Listed entries |

* * * * *

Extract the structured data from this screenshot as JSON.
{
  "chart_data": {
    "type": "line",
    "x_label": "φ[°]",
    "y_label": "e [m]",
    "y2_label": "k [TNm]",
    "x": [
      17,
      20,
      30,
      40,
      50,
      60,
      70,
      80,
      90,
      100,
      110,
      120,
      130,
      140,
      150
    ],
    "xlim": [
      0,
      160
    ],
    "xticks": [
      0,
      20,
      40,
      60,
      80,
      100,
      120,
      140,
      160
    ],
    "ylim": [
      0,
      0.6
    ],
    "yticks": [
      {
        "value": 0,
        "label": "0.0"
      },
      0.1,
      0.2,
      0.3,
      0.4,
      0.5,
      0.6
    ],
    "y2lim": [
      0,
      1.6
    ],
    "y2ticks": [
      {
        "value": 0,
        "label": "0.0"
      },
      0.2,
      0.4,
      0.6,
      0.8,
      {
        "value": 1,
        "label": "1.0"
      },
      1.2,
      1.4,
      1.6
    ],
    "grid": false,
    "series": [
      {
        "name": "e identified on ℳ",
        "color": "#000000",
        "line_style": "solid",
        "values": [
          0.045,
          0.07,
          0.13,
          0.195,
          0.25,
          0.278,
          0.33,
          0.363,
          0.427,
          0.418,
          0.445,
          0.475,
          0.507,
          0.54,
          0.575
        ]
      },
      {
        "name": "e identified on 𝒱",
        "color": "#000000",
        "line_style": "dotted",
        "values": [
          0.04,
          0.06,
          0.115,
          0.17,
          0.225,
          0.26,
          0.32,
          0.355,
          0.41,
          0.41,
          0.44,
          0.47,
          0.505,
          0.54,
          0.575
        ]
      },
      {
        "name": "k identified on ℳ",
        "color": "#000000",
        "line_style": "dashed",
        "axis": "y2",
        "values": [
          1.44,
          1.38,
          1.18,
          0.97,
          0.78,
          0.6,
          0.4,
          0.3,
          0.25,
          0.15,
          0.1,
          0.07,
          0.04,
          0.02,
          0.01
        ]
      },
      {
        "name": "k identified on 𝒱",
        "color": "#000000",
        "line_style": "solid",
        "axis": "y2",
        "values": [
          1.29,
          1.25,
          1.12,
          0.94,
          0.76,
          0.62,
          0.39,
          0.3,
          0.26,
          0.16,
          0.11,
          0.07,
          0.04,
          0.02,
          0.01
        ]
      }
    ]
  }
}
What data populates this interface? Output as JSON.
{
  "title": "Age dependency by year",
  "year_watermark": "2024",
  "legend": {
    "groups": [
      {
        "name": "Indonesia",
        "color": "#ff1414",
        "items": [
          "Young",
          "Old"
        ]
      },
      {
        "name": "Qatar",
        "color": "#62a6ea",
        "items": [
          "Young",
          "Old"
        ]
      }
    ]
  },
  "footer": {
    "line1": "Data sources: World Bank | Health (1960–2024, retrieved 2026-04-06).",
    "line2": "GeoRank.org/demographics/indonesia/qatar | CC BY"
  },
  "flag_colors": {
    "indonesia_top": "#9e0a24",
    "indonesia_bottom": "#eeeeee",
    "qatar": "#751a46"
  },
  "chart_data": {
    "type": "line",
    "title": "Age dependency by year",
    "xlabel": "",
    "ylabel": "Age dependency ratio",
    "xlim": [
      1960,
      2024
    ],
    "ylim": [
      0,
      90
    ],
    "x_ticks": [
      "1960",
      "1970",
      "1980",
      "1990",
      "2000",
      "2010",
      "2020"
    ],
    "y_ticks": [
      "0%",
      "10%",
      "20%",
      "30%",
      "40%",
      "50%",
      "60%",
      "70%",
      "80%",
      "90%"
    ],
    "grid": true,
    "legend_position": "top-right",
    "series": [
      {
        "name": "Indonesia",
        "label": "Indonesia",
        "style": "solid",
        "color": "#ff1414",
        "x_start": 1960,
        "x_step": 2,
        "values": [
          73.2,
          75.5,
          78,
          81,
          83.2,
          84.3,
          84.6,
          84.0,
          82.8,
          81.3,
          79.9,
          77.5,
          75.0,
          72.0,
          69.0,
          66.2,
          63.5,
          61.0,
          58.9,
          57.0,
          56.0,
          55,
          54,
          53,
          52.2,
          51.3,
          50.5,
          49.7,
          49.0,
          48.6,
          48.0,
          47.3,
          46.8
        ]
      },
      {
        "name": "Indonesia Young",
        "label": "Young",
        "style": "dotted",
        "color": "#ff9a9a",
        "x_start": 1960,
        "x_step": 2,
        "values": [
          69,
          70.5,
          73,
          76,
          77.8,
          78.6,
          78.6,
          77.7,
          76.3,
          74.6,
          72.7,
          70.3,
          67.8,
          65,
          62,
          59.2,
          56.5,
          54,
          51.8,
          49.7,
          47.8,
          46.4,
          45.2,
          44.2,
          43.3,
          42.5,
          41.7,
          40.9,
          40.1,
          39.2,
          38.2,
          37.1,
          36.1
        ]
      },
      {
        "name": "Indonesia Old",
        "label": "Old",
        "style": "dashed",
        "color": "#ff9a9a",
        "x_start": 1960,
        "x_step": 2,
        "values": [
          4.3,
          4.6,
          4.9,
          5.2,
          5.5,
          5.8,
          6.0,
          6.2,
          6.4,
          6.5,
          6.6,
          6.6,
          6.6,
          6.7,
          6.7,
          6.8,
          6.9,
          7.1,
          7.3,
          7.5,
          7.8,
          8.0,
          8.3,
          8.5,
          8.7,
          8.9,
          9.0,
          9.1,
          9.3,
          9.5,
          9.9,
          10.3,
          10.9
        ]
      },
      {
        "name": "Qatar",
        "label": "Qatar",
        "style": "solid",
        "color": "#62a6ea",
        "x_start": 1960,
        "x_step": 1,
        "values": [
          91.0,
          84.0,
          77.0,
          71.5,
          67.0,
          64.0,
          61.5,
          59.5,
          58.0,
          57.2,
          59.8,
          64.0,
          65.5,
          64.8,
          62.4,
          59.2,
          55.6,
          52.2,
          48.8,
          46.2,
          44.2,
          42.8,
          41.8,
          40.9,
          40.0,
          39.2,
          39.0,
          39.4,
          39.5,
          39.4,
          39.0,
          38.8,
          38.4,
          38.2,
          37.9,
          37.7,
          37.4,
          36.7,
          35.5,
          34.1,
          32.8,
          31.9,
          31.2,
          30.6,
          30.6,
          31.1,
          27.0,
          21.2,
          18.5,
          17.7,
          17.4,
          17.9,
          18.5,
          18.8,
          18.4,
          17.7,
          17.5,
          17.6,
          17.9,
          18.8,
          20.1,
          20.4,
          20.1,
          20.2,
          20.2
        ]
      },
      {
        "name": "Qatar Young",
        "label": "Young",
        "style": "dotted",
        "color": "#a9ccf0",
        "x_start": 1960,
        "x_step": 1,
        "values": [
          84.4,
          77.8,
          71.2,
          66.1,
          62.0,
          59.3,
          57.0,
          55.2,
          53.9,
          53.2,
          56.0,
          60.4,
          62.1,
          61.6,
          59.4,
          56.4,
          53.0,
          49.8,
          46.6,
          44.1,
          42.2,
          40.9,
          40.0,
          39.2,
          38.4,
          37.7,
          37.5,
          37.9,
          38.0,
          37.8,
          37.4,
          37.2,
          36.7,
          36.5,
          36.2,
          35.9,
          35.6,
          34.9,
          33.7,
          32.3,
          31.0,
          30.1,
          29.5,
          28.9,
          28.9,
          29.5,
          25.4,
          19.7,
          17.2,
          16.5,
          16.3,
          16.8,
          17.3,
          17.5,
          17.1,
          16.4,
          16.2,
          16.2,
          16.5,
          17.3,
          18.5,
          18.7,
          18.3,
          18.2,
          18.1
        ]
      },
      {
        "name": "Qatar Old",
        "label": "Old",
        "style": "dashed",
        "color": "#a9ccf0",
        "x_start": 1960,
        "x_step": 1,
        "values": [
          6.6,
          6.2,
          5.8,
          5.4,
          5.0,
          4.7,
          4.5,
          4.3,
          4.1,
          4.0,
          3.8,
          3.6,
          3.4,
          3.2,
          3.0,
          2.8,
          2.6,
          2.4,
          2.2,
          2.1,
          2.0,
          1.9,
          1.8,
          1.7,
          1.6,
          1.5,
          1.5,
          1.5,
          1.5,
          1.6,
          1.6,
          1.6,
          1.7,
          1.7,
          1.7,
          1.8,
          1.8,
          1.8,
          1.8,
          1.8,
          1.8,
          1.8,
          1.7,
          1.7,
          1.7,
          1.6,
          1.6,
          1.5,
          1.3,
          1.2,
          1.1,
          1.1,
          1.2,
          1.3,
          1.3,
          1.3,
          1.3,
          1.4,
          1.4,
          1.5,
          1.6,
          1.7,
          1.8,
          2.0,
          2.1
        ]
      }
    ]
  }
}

* * * * *

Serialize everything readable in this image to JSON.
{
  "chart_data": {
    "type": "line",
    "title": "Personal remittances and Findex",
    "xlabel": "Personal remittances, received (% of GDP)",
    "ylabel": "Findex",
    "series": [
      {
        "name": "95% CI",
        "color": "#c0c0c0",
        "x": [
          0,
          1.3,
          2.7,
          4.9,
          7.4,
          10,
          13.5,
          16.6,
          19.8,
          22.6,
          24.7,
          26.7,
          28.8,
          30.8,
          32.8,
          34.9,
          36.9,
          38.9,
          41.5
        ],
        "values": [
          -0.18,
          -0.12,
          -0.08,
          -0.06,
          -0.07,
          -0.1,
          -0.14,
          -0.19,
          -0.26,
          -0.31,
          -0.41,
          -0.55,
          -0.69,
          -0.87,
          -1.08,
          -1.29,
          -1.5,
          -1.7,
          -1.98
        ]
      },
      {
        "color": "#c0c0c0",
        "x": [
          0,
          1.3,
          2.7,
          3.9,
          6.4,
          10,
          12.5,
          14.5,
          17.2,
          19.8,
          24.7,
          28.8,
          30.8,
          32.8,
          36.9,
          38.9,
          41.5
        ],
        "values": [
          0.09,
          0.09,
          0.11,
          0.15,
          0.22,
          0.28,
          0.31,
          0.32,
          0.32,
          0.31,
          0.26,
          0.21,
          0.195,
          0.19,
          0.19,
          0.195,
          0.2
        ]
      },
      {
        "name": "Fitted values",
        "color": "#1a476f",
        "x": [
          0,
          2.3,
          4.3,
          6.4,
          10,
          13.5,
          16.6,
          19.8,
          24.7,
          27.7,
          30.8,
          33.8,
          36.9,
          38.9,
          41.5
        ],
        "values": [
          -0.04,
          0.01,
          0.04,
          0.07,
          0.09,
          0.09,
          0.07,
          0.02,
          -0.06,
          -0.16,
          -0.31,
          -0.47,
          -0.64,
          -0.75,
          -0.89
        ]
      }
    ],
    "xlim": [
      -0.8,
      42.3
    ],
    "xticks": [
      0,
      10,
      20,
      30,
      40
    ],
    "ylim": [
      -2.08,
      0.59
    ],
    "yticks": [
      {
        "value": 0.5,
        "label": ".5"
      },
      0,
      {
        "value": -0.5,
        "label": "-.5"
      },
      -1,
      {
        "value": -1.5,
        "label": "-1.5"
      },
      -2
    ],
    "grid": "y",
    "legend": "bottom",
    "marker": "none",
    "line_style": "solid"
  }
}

* * * * *

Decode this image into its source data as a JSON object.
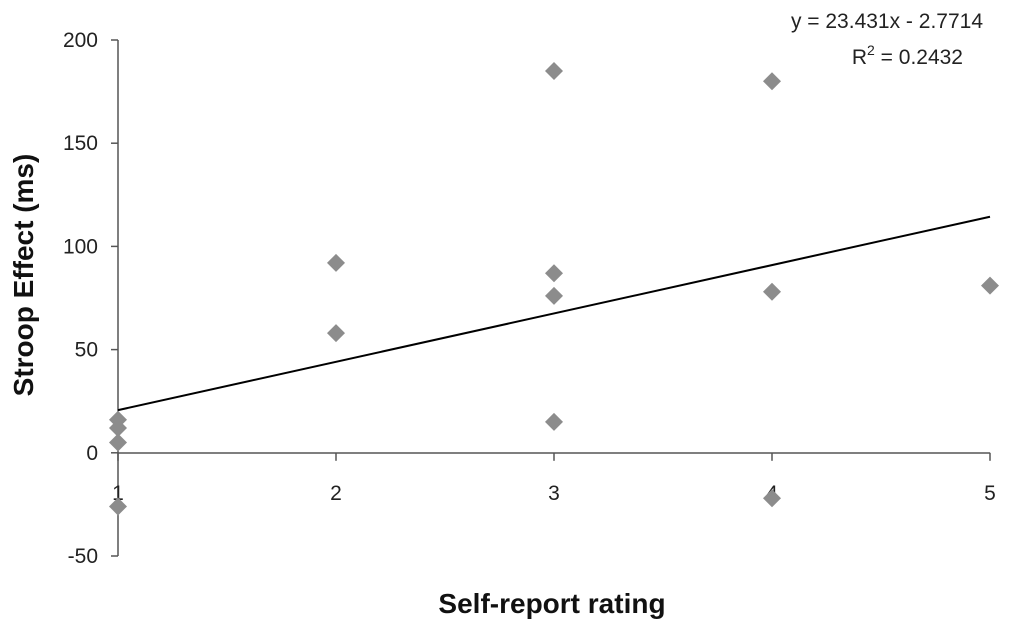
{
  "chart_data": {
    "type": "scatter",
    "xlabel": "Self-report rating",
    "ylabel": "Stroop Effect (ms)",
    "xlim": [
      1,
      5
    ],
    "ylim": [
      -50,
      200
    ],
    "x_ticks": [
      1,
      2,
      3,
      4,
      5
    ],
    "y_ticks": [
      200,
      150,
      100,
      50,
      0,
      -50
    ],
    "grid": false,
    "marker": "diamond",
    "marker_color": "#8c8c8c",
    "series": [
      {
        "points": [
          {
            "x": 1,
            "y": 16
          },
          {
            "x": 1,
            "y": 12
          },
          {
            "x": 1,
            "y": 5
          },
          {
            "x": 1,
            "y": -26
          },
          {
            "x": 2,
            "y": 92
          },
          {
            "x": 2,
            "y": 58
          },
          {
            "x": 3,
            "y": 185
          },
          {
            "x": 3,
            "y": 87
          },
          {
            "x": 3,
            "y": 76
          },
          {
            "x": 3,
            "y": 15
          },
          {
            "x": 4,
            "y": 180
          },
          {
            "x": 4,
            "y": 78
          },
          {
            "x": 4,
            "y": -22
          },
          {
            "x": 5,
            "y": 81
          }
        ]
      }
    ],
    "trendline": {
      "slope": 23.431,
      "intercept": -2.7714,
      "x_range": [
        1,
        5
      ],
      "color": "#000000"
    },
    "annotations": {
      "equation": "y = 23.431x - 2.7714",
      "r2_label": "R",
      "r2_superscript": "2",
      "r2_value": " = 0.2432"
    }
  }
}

* * * * *

What you will do |
Each line in the listing above either holds the string "identified" or does not; state how many do, giving the number only.

Solution below |
4